→ **GOAL**: List each line of the data that holds the string "subtitle".

→ **DATA TO PROCESS**:
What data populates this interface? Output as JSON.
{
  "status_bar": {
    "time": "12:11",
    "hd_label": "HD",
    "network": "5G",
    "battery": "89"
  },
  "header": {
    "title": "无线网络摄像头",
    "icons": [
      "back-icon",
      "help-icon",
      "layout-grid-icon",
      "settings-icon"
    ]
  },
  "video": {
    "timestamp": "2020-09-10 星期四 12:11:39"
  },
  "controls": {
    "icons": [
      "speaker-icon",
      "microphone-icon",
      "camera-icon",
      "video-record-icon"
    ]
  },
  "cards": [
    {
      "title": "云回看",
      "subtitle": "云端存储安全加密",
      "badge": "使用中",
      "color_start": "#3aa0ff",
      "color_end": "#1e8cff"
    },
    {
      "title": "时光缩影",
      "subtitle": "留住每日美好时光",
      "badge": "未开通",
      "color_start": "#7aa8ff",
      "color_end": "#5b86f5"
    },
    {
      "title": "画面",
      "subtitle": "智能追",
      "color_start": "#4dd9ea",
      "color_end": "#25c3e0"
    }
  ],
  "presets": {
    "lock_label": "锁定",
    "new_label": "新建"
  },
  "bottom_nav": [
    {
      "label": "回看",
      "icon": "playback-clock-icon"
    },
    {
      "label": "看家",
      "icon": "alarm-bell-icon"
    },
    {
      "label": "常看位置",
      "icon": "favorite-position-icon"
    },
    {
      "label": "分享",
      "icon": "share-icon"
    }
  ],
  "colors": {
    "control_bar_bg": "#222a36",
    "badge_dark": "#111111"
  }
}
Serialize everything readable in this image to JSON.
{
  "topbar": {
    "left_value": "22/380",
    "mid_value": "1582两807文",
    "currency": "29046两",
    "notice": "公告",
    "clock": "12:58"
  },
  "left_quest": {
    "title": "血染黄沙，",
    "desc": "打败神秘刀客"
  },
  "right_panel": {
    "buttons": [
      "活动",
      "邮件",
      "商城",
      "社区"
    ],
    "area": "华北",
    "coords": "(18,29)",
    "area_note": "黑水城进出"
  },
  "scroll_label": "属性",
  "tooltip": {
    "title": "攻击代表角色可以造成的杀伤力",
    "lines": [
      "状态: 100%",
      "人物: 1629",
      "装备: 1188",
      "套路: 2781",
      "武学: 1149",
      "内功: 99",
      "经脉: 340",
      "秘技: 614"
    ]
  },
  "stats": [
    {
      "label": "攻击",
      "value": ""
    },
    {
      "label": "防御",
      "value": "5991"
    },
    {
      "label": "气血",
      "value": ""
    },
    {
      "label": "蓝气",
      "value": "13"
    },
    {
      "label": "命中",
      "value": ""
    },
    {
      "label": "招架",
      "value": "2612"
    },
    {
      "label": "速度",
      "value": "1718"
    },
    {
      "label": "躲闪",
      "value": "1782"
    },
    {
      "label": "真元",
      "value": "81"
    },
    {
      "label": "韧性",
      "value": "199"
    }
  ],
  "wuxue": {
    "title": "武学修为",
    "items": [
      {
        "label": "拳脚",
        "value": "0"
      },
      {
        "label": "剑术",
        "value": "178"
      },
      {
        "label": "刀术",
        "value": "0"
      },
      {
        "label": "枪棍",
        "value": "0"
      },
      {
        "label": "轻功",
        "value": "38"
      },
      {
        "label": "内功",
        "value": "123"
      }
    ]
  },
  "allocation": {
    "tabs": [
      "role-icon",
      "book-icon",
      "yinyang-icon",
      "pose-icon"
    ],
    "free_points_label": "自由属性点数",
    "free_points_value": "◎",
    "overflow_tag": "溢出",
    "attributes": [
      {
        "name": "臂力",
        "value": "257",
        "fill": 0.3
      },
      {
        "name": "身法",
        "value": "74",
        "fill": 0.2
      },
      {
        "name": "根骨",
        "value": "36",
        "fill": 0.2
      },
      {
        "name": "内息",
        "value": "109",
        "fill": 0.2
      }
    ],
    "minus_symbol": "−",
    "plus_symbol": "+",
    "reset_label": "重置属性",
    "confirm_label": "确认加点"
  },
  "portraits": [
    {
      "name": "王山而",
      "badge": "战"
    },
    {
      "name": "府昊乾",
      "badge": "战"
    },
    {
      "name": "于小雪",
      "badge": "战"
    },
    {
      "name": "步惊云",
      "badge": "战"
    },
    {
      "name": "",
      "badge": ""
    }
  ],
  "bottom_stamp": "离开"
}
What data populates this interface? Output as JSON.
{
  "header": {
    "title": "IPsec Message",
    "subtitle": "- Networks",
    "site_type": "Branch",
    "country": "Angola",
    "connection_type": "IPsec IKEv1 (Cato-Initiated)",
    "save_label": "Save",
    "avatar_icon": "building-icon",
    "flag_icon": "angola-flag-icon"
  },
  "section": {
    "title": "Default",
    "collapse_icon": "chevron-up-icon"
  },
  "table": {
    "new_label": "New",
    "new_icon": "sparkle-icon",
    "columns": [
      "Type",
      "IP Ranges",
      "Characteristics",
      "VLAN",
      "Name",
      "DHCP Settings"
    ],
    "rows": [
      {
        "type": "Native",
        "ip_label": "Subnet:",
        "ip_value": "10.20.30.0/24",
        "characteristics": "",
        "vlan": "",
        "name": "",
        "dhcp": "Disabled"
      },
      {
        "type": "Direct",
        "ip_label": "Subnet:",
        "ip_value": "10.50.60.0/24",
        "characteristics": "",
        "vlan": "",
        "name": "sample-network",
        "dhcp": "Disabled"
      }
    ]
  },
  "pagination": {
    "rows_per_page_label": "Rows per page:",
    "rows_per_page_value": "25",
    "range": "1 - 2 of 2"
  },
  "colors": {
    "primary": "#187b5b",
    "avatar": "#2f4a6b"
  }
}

→ **TASK SOLUTION**:
      "subtitle": "云端存储安全加密",
      "subtitle": "留住每日美好时光",
      "subtitle": "智能追",
    "subtitle": "- Networks",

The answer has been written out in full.